| Your instructions |
What lines of the data hold the string "color"? Pull each one out.

| Provided entries |
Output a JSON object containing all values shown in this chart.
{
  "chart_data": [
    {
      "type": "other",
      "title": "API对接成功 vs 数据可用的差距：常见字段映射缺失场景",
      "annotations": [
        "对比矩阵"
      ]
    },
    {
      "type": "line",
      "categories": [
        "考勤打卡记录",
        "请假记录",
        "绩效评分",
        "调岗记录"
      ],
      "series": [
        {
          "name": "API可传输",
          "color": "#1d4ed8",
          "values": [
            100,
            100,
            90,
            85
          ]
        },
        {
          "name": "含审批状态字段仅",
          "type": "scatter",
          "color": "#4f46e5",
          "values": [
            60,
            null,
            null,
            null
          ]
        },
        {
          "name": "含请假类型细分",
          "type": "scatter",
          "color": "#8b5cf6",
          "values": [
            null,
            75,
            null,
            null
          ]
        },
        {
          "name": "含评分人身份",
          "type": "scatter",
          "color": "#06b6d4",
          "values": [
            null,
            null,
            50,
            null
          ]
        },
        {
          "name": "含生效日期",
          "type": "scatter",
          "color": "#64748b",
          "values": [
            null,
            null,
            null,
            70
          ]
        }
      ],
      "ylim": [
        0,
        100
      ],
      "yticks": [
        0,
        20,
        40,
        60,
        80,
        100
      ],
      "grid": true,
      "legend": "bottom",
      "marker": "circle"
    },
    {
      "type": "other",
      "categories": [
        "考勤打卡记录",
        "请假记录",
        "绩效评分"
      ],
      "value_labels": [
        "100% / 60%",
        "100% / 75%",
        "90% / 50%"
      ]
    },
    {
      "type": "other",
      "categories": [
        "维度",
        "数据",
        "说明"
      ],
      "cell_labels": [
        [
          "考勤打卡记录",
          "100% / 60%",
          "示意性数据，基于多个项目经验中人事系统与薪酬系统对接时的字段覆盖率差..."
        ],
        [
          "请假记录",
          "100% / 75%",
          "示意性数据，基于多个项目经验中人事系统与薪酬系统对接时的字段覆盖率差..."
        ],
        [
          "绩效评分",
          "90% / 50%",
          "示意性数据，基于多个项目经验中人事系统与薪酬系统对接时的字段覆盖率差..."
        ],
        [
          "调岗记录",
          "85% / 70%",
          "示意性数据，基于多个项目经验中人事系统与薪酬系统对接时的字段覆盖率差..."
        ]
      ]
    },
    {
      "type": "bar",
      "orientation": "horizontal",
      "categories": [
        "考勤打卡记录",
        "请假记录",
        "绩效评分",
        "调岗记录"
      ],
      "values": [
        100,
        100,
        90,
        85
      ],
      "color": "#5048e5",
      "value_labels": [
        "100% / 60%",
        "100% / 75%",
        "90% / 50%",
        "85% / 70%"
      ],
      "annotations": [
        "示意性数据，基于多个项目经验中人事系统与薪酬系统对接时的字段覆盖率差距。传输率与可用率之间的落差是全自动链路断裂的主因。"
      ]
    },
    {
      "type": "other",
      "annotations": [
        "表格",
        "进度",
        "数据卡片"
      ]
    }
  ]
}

| Exercise output |
          "color": "#1d4ed8",
          "color": "#4f46e5",
          "color": "#8b5cf6",
          "color": "#06b6d4",
          "color": "#64748b",
      "color": "#5048e5",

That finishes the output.